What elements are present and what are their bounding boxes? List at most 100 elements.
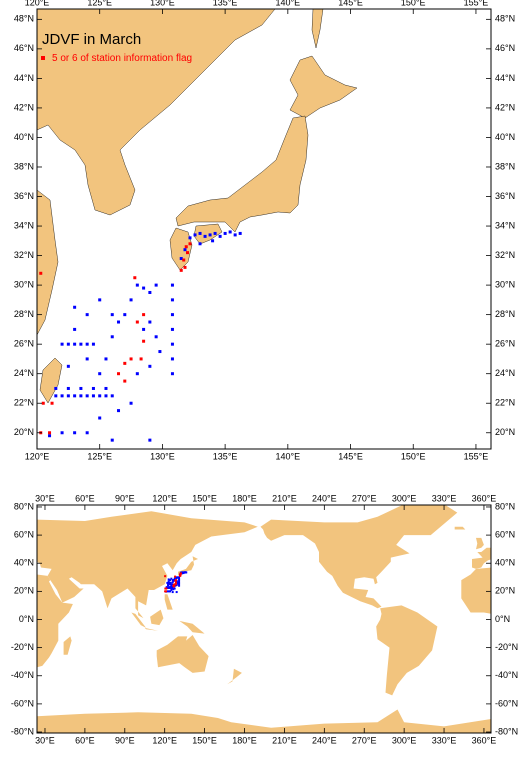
station: [129, 357, 133, 361]
x-tick-label: 155°E: [464, 451, 489, 461]
station: [175, 579, 178, 582]
station: [60, 342, 64, 346]
station: [110, 335, 114, 339]
station: [171, 581, 174, 584]
station: [171, 591, 174, 594]
y-tick-label: 32°N: [495, 250, 515, 260]
continent: [179, 620, 205, 634]
frame: [36, 504, 492, 734]
station: [178, 583, 181, 586]
y-tick-label: 30°N: [14, 279, 34, 289]
station: [176, 576, 179, 579]
station: [154, 335, 158, 339]
station: [54, 394, 58, 398]
y-tick-label: 0°N: [19, 614, 34, 624]
y-tick-label: 36°N: [495, 191, 515, 201]
station: [175, 591, 178, 594]
y-tick-label: 40°N: [495, 132, 515, 142]
station: [176, 581, 179, 584]
y-tick-label: 32°N: [14, 250, 34, 260]
station: [182, 572, 185, 575]
station: [123, 379, 127, 383]
station: [60, 394, 64, 398]
station: [203, 234, 207, 238]
station: [178, 580, 181, 583]
station: [73, 342, 77, 346]
x-tick-label: 135°E: [213, 0, 238, 7]
station: [180, 572, 183, 575]
x-tick-label: 135°E: [213, 451, 238, 461]
x-tick-label: 145°E: [338, 0, 363, 7]
y-tick-label: 30°N: [495, 279, 515, 289]
x-tick-label: 140°E: [276, 0, 301, 7]
y-tick-label: -60°N: [11, 698, 34, 708]
continent: [472, 547, 491, 569]
station: [48, 434, 52, 438]
y-tick-label: 22°N: [14, 398, 34, 408]
y-tick-label: 20°N: [14, 586, 34, 596]
y-tick-label: 28°N: [495, 309, 515, 319]
station: [39, 271, 43, 275]
station: [170, 357, 174, 361]
continent: [150, 609, 164, 626]
x-tick-label: 120°E: [152, 735, 177, 745]
station: [148, 364, 152, 368]
continent: [178, 556, 198, 576]
station: [104, 386, 108, 390]
x-tick-label: 360°E: [472, 493, 497, 503]
station: [41, 401, 45, 405]
station: [188, 236, 192, 240]
y-tick-label: 24°N: [495, 368, 515, 378]
y-tick-label: 34°N: [495, 220, 515, 230]
station: [48, 431, 52, 435]
x-tick-label: 150°E: [192, 735, 217, 745]
y-tick-label: -40°N: [11, 670, 34, 680]
x-tick-label: 30°E: [35, 735, 55, 745]
x-tick-label: 240°E: [312, 493, 337, 503]
stations-map1: [39, 230, 242, 442]
world-land: [37, 505, 491, 733]
station: [123, 361, 127, 365]
station: [218, 234, 222, 238]
station: [73, 327, 77, 331]
station: [171, 583, 174, 586]
station: [179, 268, 183, 272]
continent: [454, 526, 466, 530]
station: [85, 431, 89, 435]
station: [165, 590, 168, 593]
station: [185, 571, 188, 574]
y-tick-label: 38°N: [14, 161, 34, 171]
station: [178, 584, 181, 587]
station: [178, 574, 181, 577]
y-tick-label: -40°N: [495, 670, 518, 680]
y-tick-label: -80°N: [11, 726, 34, 736]
y-tick-label: 44°N: [14, 73, 34, 83]
x-tick-label: 30°E: [35, 493, 55, 503]
station: [142, 327, 146, 331]
station: [79, 394, 83, 398]
station: [66, 394, 70, 398]
station: [148, 320, 152, 324]
station: [174, 584, 177, 587]
station: [169, 586, 172, 589]
x-tick-label: 150°E: [401, 0, 426, 7]
station: [98, 298, 102, 302]
station: [175, 581, 178, 584]
station: [173, 583, 176, 586]
station: [170, 342, 174, 346]
station: [179, 257, 183, 261]
station: [169, 590, 172, 593]
continent: [260, 505, 458, 609]
station: [135, 283, 139, 287]
station: [66, 342, 70, 346]
station: [170, 298, 174, 302]
continent: [476, 537, 484, 550]
continent: [376, 605, 438, 696]
x-tick-label: 155°E: [464, 0, 489, 7]
x-tick-label: 270°E: [352, 493, 377, 503]
continent: [37, 574, 73, 668]
station: [174, 583, 177, 586]
station: [170, 584, 173, 587]
station: [182, 258, 186, 262]
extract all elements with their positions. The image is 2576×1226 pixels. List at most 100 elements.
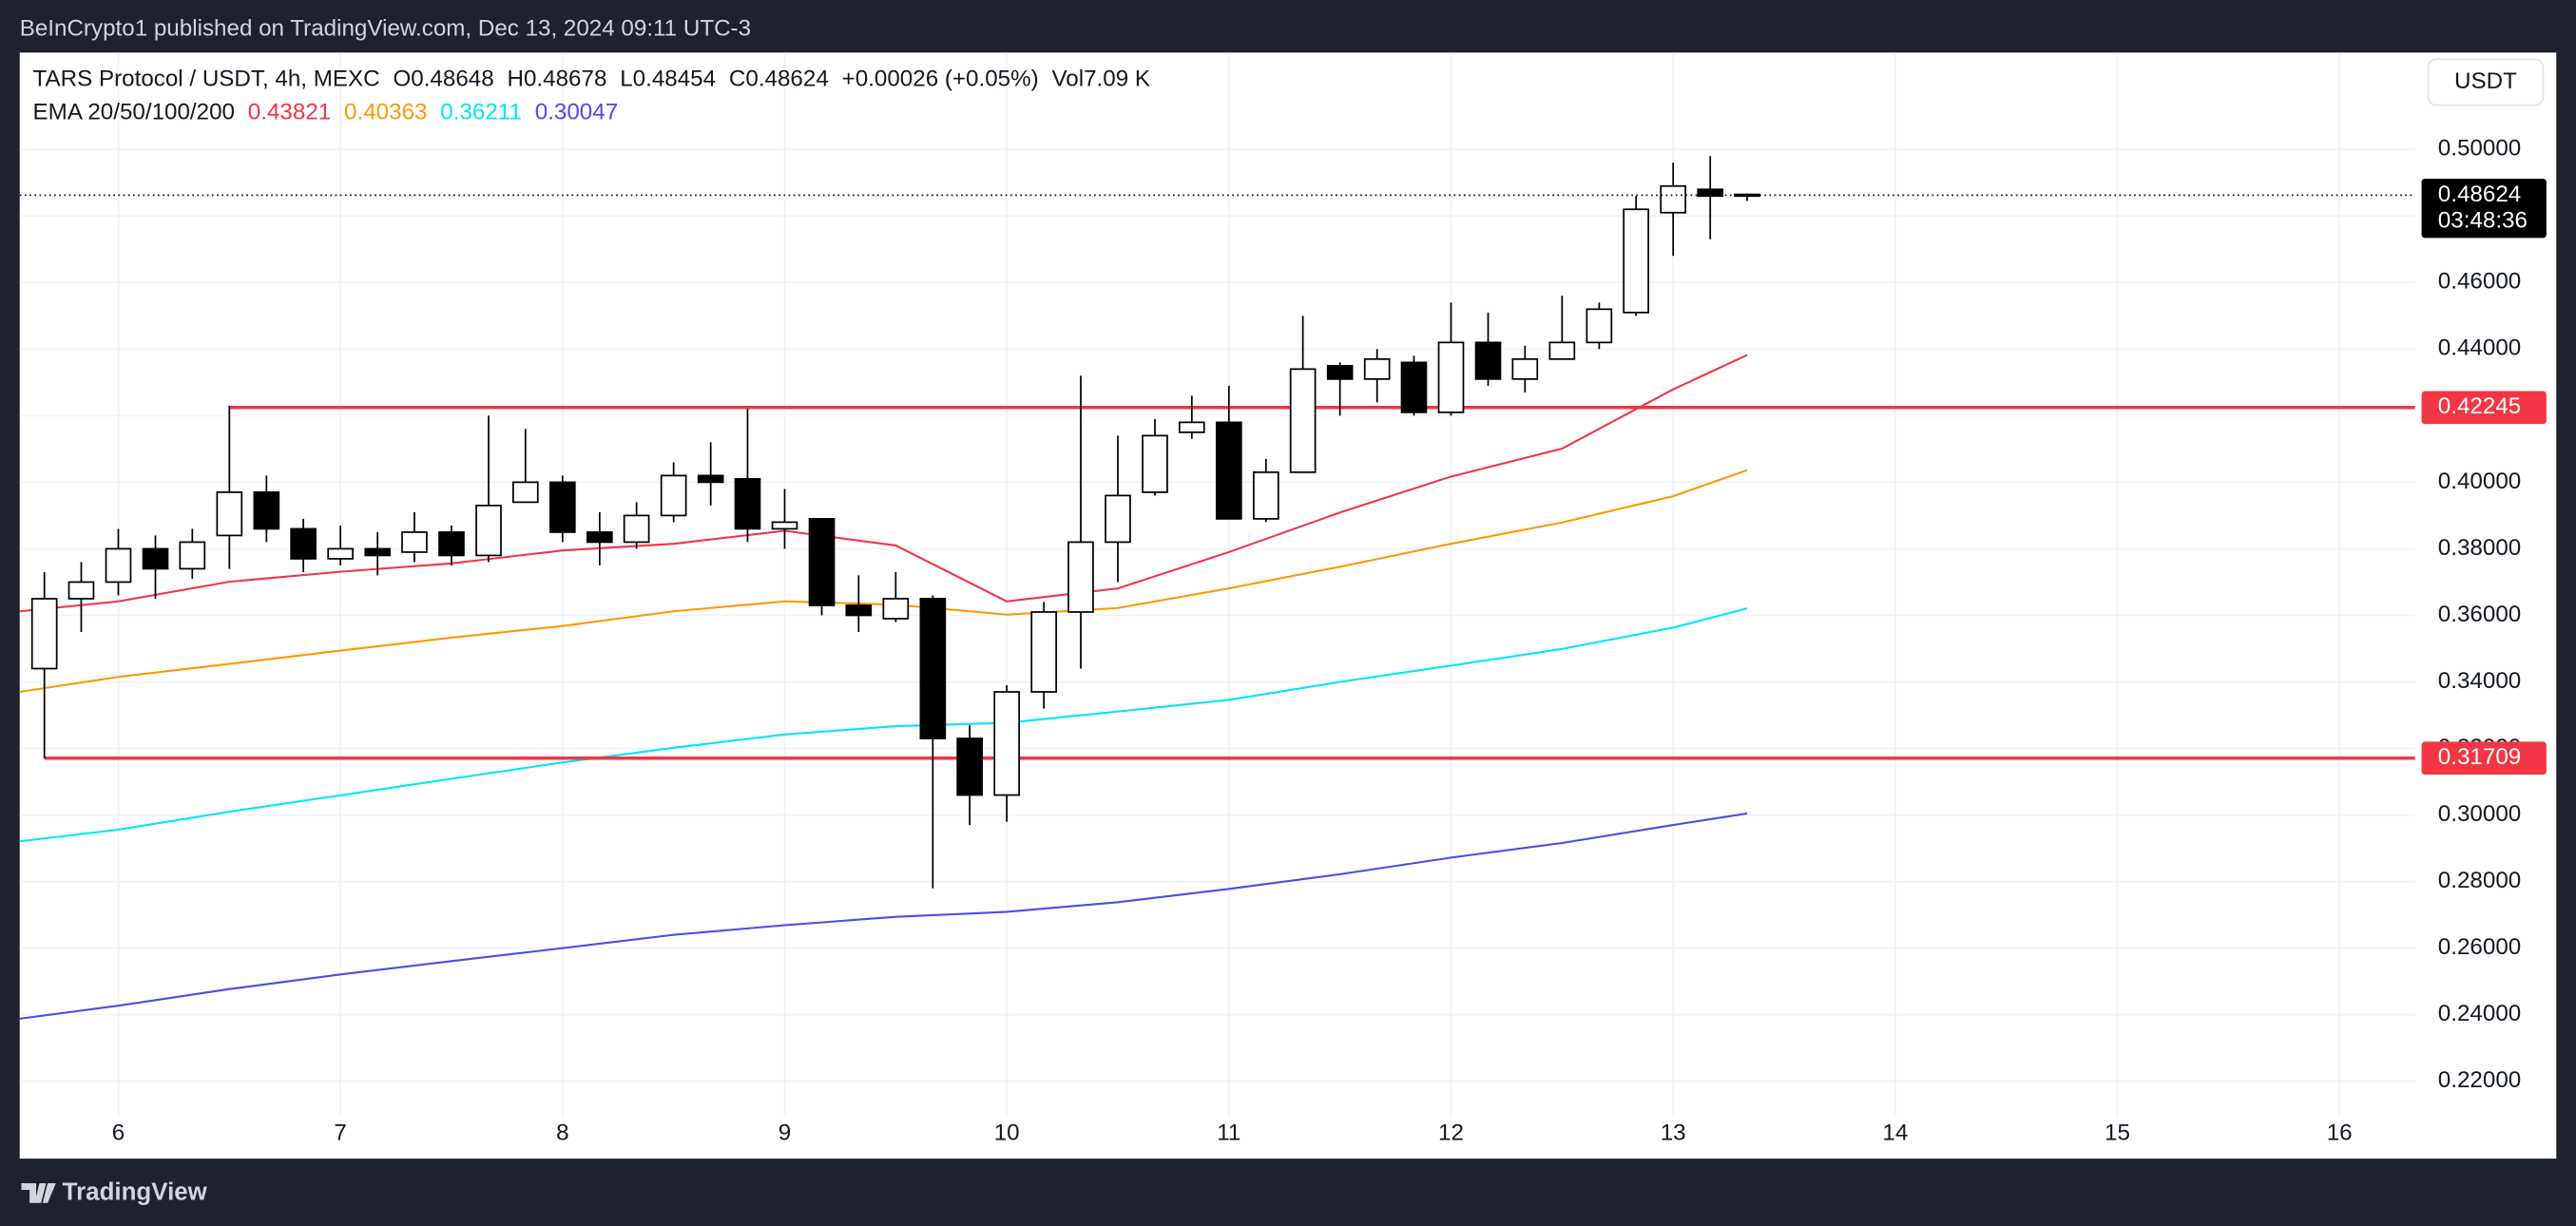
y-tick-label: 0.40000	[2438, 469, 2521, 494]
ema-line	[19, 607, 1748, 843]
candle-body	[1660, 184, 1686, 214]
x-tick-label: 13	[1661, 1121, 1686, 1146]
volume-key: Vol	[1051, 67, 1084, 92]
candle-body	[1363, 357, 1391, 380]
currency-button[interactable]	[2427, 58, 2545, 106]
y-tick-label: 0.28000	[2438, 868, 2521, 893]
y-tick-label: 0.34000	[2438, 668, 2521, 694]
candle-body	[586, 531, 613, 544]
candle-body	[845, 604, 873, 617]
ema-value: 0.43821	[248, 100, 331, 125]
level-label: 0.42245	[2438, 393, 2521, 419]
ohlc-key: O	[393, 67, 411, 92]
volume: 7.09 K	[1084, 67, 1150, 92]
x-tick-label: 14	[1882, 1121, 1908, 1146]
price-label-box	[2421, 179, 2547, 239]
candle-body	[734, 478, 761, 530]
chart-panel	[19, 52, 2557, 1159]
logo	[21, 1183, 56, 1203]
candle-body	[1253, 471, 1279, 520]
candle-body	[253, 491, 280, 530]
candle-body	[401, 531, 428, 553]
y-tick-label: 0.50000	[2438, 136, 2521, 162]
candle-body	[1178, 421, 1205, 433]
ema-line	[19, 812, 1748, 1020]
candle-body	[771, 521, 798, 530]
x-tick-label: 10	[994, 1121, 1020, 1146]
x-tick-label: 11	[1217, 1121, 1240, 1146]
candle-body	[1142, 434, 1168, 493]
y-tick-label: 0.36000	[2438, 602, 2521, 627]
candle-body	[1474, 341, 1502, 380]
ema-legend: EMA 20/50/100/200 0.43821 0.40363 0.36211 0.…	[33, 100, 619, 125]
candle-body	[1030, 611, 1058, 693]
ema-value: 0.36211	[440, 100, 522, 125]
candle-body	[623, 514, 650, 544]
candle-body	[327, 547, 354, 560]
y-tick-label: 0.46000	[2438, 269, 2521, 295]
footer: TradingView	[21, 1178, 208, 1205]
ohlc-value: 0.48648	[411, 67, 493, 92]
candle-body	[1734, 193, 1760, 198]
candle-body	[919, 598, 947, 739]
ohlc-value: 0.48624	[745, 67, 828, 92]
level-label-box	[2421, 391, 2547, 425]
candle-body	[142, 547, 169, 570]
level-label-box	[2421, 741, 2547, 776]
x-tick-label: 15	[2105, 1121, 2130, 1146]
candle-body	[1400, 361, 1428, 413]
ema-value: 0.30047	[535, 100, 618, 125]
x-tick-label: 7	[334, 1121, 346, 1146]
ohlc-key: C	[729, 67, 745, 92]
currency[interactable]: USDT	[2454, 68, 2517, 94]
x-tick-label: 16	[2327, 1121, 2353, 1146]
y-tick-label: 0.38000	[2438, 535, 2521, 561]
y-tick-label: 0.30000	[2438, 801, 2521, 827]
y-tick-label: 0.44000	[2438, 335, 2521, 361]
x-tick-label: 8	[556, 1121, 568, 1146]
candle-body	[475, 505, 502, 557]
candle-body	[1511, 357, 1539, 380]
publisher: BeInCrypto1 published on TradingView.com…	[20, 16, 751, 42]
ohlc-key: L	[620, 67, 632, 92]
legend: TARS Protocol / USDT, 4h, MEXC O0.48648 H0…	[33, 67, 1150, 125]
x-tick-label: 6	[112, 1121, 125, 1146]
ema-value: 0.40363	[344, 100, 427, 125]
candle-body	[1623, 208, 1649, 314]
y-tick-label: 0.26000	[2438, 934, 2521, 960]
candle-body	[1548, 341, 1576, 360]
symbol: TARS Protocol / USDT, 4h, MEXC	[33, 67, 380, 92]
candle-body	[30, 598, 58, 670]
x-tick-label: 9	[779, 1121, 791, 1146]
candle-body	[179, 541, 206, 570]
candle-body	[67, 581, 95, 600]
candle-body	[660, 474, 687, 517]
candle-body	[1586, 308, 1613, 344]
candle-body	[364, 547, 392, 557]
candle-body	[882, 598, 910, 620]
candle-body	[808, 518, 836, 606]
plot	[19, 52, 2415, 1118]
candle-body	[956, 738, 983, 796]
y-tick-label: 0.24000	[2438, 1001, 2521, 1026]
ema-line	[19, 354, 1748, 613]
candle-body	[549, 481, 576, 533]
level-label: 0.31709	[2438, 744, 2521, 770]
candle-body	[1289, 368, 1317, 473]
candle-body	[1437, 341, 1465, 413]
ema-label: EMA 20/50/100/200	[33, 100, 235, 125]
ohlc-value: 0.48678	[524, 67, 606, 92]
candle-body	[1067, 541, 1094, 613]
candle-body	[993, 691, 1020, 796]
ohlc-legend: TARS Protocol / USDT, 4h, MEXC O0.48648 H0…	[33, 67, 1150, 92]
change: +0.00026 (+0.05%)	[842, 67, 1039, 92]
candle-body	[697, 474, 724, 484]
ohlc-value: 0.48454	[633, 67, 716, 92]
ohlc-key: H	[508, 67, 524, 92]
candle-body	[511, 481, 539, 504]
brand: TradingView	[63, 1178, 208, 1205]
x-tick-label: 12	[1438, 1121, 1464, 1146]
candle-body	[438, 531, 465, 557]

_ _ _

What this task involves » Report how many lines of the material contain the string "their", treating uppercase and lowercase as distinct, and give only that number.

Correct answer » 2